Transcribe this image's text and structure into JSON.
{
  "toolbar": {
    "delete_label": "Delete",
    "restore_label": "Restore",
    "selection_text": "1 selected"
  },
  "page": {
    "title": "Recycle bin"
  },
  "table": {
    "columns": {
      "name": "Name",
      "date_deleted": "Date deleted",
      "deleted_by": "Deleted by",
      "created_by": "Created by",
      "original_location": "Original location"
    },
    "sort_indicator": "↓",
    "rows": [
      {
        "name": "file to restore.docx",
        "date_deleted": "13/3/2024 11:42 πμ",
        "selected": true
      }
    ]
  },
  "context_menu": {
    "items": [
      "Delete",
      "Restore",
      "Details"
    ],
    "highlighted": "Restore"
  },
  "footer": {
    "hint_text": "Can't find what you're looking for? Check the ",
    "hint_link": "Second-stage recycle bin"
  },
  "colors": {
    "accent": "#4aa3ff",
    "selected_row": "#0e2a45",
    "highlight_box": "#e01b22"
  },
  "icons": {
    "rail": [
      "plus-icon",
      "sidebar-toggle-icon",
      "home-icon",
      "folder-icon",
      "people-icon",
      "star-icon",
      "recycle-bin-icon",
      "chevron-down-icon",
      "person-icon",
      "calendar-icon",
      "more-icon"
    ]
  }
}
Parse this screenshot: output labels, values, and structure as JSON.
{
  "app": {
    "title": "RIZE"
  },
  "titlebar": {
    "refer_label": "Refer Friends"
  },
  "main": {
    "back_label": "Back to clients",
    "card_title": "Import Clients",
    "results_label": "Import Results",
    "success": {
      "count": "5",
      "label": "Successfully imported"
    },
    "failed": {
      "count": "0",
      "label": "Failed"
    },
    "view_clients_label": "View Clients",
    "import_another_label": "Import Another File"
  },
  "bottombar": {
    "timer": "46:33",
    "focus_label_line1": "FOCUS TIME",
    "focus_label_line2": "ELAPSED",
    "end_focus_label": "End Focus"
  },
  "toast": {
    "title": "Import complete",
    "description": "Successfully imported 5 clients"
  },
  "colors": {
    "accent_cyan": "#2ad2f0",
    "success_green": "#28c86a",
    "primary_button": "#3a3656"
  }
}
--
• _Exercise instructions_: Write out all of the records once more, exactly.

• _Output below_:
Transcribe this image's text and structure into JSON.
{
  "toolbar": {
    "delete_label": "Delete",
    "restore_label": "Restore",
    "selection_text": "1 selected"
  },
  "page": {
    "title": "Recycle bin"
  },
  "table": {
    "columns": {
      "name": "Name",
      "date_deleted": "Date deleted",
      "deleted_by": "Deleted by",
      "created_by": "Created by",
      "original_location": "Original location"
    },
    "sort_indicator": "↓",
    "rows": [
      {
        "name": "file to restore.docx",
        "date_deleted": "13/3/2024 11:42 πμ",
        "selected": true
      }
    ]
  },
  "context_menu": {
    "items": [
      "Delete",
      "Restore",
      "Details"
    ],
    "highlighted": "Restore"
  },
  "footer": {
    "hint_text": "Can't find what you're looking for? Check the ",
    "hint_link": "Second-stage recycle bin"
  },
  "colors": {
    "accent": "#4aa3ff",
    "selected_row": "#0e2a45",
    "highlight_box": "#e01b22"
  },
  "icons": {
    "rail": [
      "plus-icon",
      "sidebar-toggle-icon",
      "home-icon",
      "folder-icon",
      "people-icon",
      "star-icon",
      "recycle-bin-icon",
      "chevron-down-icon",
      "person-icon",
      "calendar-icon",
      "more-icon"
    ]
  }
}
Parse this screenshot: output labels, values, and structure as JSON.
{
  "app": {
    "title": "RIZE"
  },
  "titlebar": {
    "refer_label": "Refer Friends"
  },
  "main": {
    "back_label": "Back to clients",
    "card_title": "Import Clients",
    "results_label": "Import Results",
    "success": {
      "count": "5",
      "label": "Successfully imported"
    },
    "failed": {
      "count": "0",
      "label": "Failed"
    },
    "view_clients_label": "View Clients",
    "import_another_label": "Import Another File"
  },
  "bottombar": {
    "timer": "46:33",
    "focus_label_line1": "FOCUS TIME",
    "focus_label_line2": "ELAPSED",
    "end_focus_label": "End Focus"
  },
  "toast": {
    "title": "Import complete",
    "description": "Successfully imported 5 clients"
  },
  "colors": {
    "accent_cyan": "#2ad2f0",
    "success_green": "#28c86a",
    "primary_button": "#3a3656"
  }
}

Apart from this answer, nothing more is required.